Select, from the data, each line where "this" occurs.

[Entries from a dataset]

┄┄┄┄┄┄┄┄┄┄

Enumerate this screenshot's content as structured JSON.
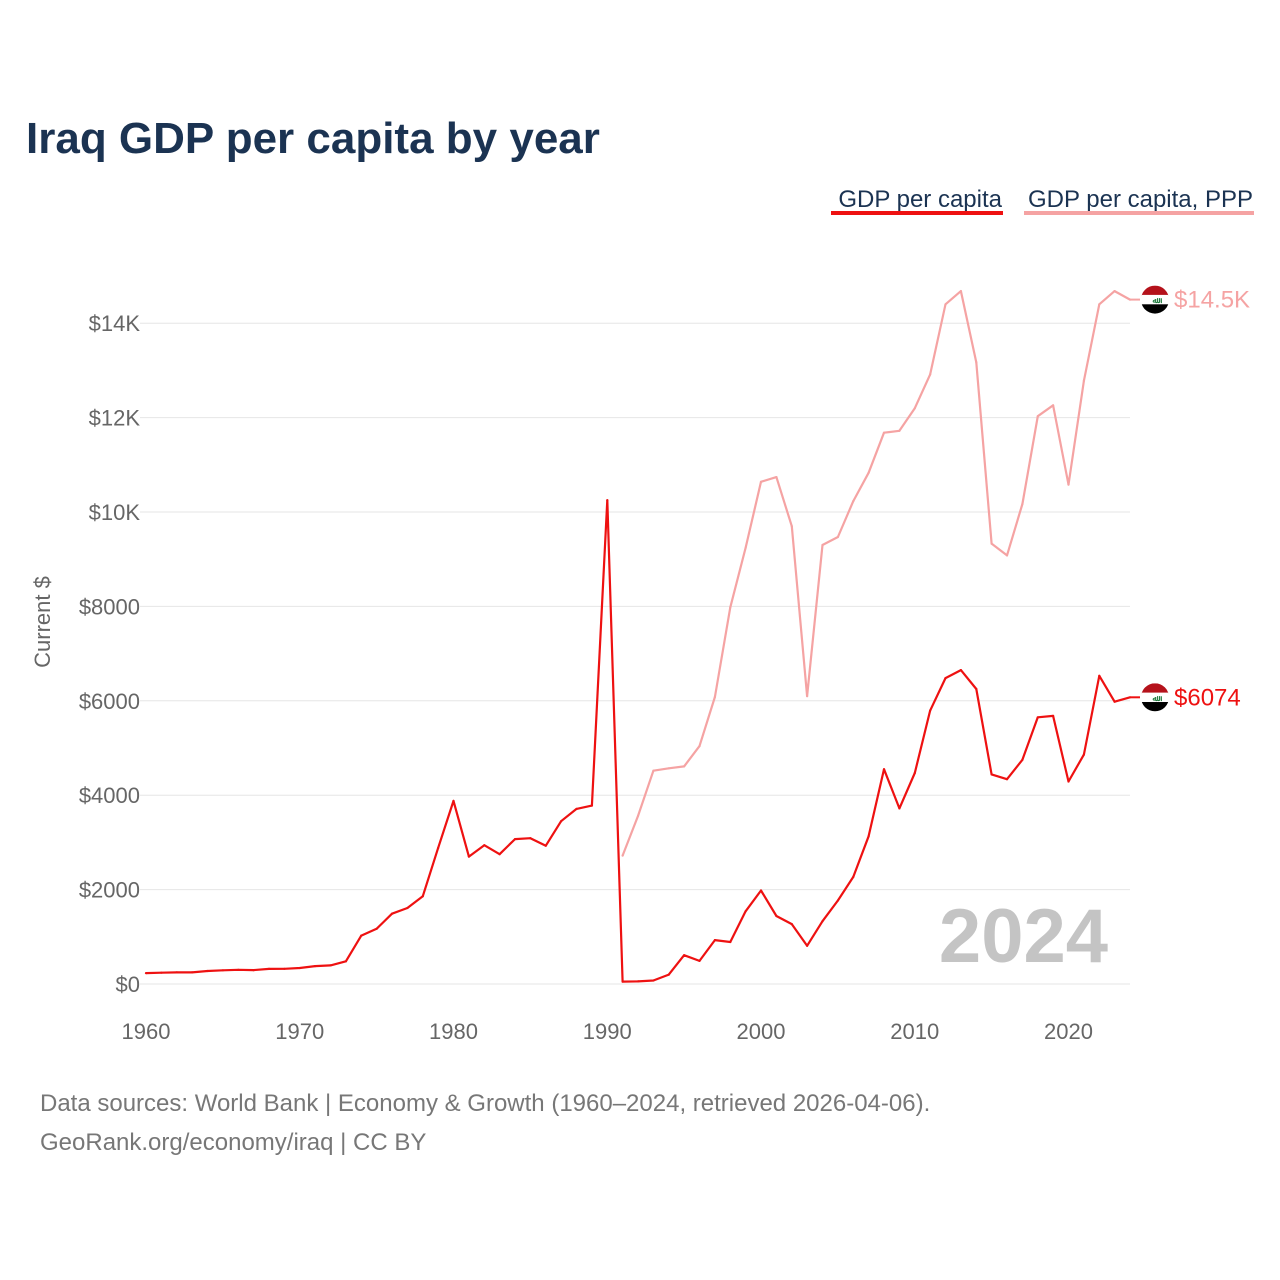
{
  "chart_data": {
    "type": "line",
    "title": "Iraq GDP per capita by year",
    "ylabel": "Current $",
    "xlabel": "",
    "xlim": [
      1960,
      2024
    ],
    "ylim": [
      0,
      15000
    ],
    "x_ticks": [
      1960,
      1970,
      1980,
      1990,
      2000,
      2010,
      2020
    ],
    "y_ticks": [
      0,
      2000,
      4000,
      6000,
      8000,
      10000,
      12000,
      14000
    ],
    "y_tick_labels": [
      "$0",
      "$2000",
      "$4000",
      "$6000",
      "$8000",
      "$10K",
      "$12K",
      "$14K"
    ],
    "watermark_year": "2024",
    "legend_position": "top-right",
    "series": [
      {
        "name": "GDP per capita",
        "color": "#ee1111",
        "end_label": "$6074",
        "x": [
          1960,
          1961,
          1962,
          1963,
          1964,
          1965,
          1966,
          1967,
          1968,
          1969,
          1970,
          1971,
          1972,
          1973,
          1974,
          1975,
          1976,
          1977,
          1978,
          1979,
          1980,
          1981,
          1982,
          1983,
          1984,
          1985,
          1986,
          1987,
          1988,
          1989,
          1990,
          1991,
          1992,
          1993,
          1994,
          1995,
          1996,
          1997,
          1998,
          1999,
          2000,
          2001,
          2002,
          2003,
          2004,
          2005,
          2006,
          2007,
          2008,
          2009,
          2010,
          2011,
          2012,
          2013,
          2014,
          2015,
          2016,
          2017,
          2018,
          2019,
          2020,
          2021,
          2022,
          2023,
          2024
        ],
        "values": [
          230,
          240,
          245,
          245,
          275,
          290,
          300,
          295,
          320,
          322,
          340,
          380,
          395,
          480,
          1025,
          1170,
          1490,
          1610,
          1860,
          2880,
          3880,
          2700,
          2940,
          2750,
          3070,
          3090,
          2930,
          3450,
          3710,
          3780,
          10250,
          50,
          55,
          75,
          200,
          610,
          490,
          930,
          890,
          1540,
          1980,
          1440,
          1270,
          810,
          1330,
          1770,
          2270,
          3130,
          4550,
          3720,
          4470,
          5790,
          6480,
          6650,
          6250,
          4440,
          4340,
          4750,
          5650,
          5680,
          4290,
          4860,
          6530,
          5980,
          6074
        ]
      },
      {
        "name": "GDP per capita, PPP",
        "color": "#f5a3a3",
        "end_label": "$14.5K",
        "x": [
          1991,
          1992,
          1993,
          1994,
          1995,
          1996,
          1997,
          1998,
          1999,
          2000,
          2001,
          2002,
          2003,
          2004,
          2005,
          2006,
          2007,
          2008,
          2009,
          2010,
          2011,
          2012,
          2013,
          2014,
          2015,
          2016,
          2017,
          2018,
          2019,
          2020,
          2021,
          2022,
          2023,
          2024
        ],
        "values": [
          2720,
          3560,
          4520,
          4570,
          4610,
          5040,
          6080,
          7980,
          9240,
          10640,
          10740,
          9700,
          6100,
          9300,
          9470,
          10230,
          10830,
          11680,
          11720,
          12200,
          12910,
          14400,
          14680,
          13170,
          9330,
          9080,
          10170,
          12030,
          12260,
          10580,
          12780,
          14400,
          14680,
          14500
        ]
      }
    ]
  },
  "source_line_1": "Data sources: World Bank | Economy & Growth (1960–2024, retrieved 2026-04-06).",
  "source_line_2": "GeoRank.org/economy/iraq | CC BY",
  "flag_icon": "iraq-flag-icon",
  "flag_text": "ﷲ",
  "colors": {
    "title": "#1b3352",
    "primary": "#ee1111",
    "secondary": "#f5a3a3",
    "muted": "#666666"
  }
}
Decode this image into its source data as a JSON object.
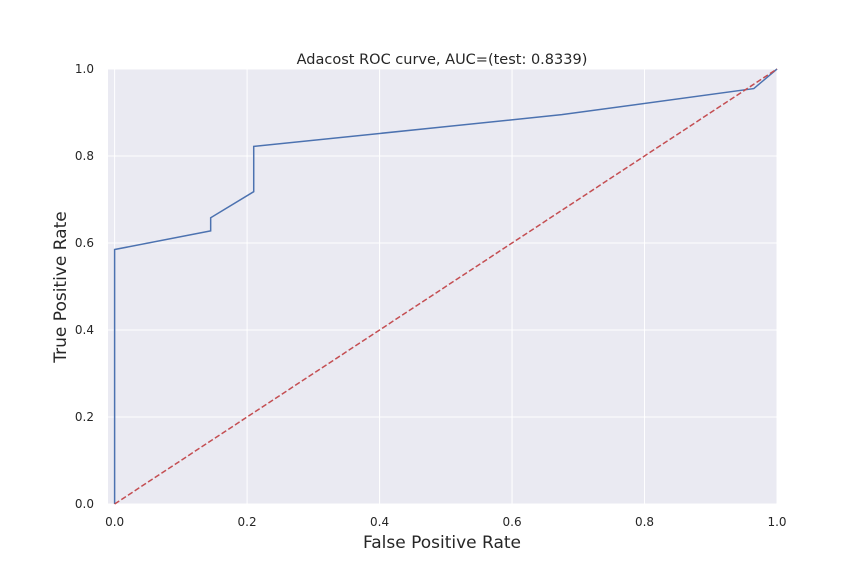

┄┄┄┄┄┄┄┄┄┄

▶ [ANSWER BELOW]:
Enumerate this screenshot's content as structured JSON.
Decode this image into its source data as a JSON object.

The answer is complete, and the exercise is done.